Record excerpts:
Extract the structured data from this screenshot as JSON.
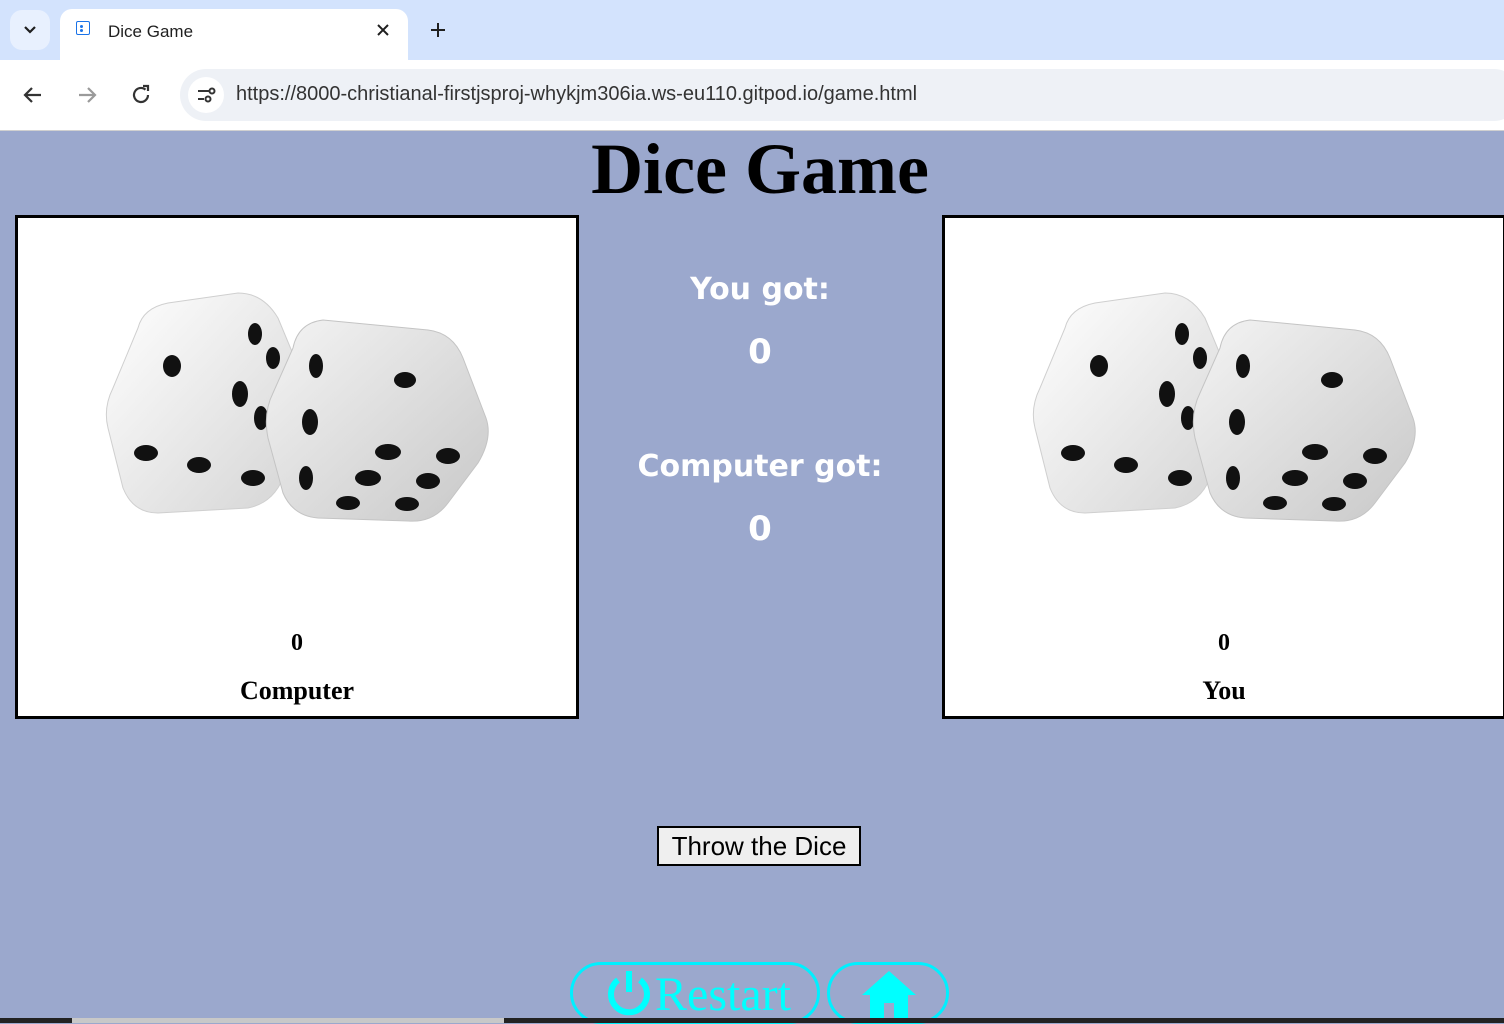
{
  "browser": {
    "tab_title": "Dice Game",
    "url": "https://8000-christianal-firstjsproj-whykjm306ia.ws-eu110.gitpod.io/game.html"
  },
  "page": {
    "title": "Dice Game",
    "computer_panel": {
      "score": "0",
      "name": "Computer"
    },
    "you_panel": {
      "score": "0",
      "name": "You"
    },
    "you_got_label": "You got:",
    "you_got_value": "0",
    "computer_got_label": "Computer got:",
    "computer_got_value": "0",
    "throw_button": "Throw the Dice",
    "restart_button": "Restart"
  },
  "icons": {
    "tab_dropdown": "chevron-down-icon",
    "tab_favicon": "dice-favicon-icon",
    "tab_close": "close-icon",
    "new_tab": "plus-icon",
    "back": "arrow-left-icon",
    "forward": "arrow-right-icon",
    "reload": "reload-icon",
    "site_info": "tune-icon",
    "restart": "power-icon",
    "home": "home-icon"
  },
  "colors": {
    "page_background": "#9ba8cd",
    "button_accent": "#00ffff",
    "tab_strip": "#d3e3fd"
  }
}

Given request: Do not copy the pictures, but repeat every line exactly.

Answer:
Extract the structured data from this screenshot as JSON.
{
  "browser": {
    "tab_title": "Dice Game",
    "url": "https://8000-christianal-firstjsproj-whykjm306ia.ws-eu110.gitpod.io/game.html"
  },
  "page": {
    "title": "Dice Game",
    "computer_panel": {
      "score": "0",
      "name": "Computer"
    },
    "you_panel": {
      "score": "0",
      "name": "You"
    },
    "you_got_label": "You got:",
    "you_got_value": "0",
    "computer_got_label": "Computer got:",
    "computer_got_value": "0",
    "throw_button": "Throw the Dice",
    "restart_button": "Restart"
  },
  "icons": {
    "tab_dropdown": "chevron-down-icon",
    "tab_favicon": "dice-favicon-icon",
    "tab_close": "close-icon",
    "new_tab": "plus-icon",
    "back": "arrow-left-icon",
    "forward": "arrow-right-icon",
    "reload": "reload-icon",
    "site_info": "tune-icon",
    "restart": "power-icon",
    "home": "home-icon"
  },
  "colors": {
    "page_background": "#9ba8cd",
    "button_accent": "#00ffff",
    "tab_strip": "#d3e3fd"
  }
}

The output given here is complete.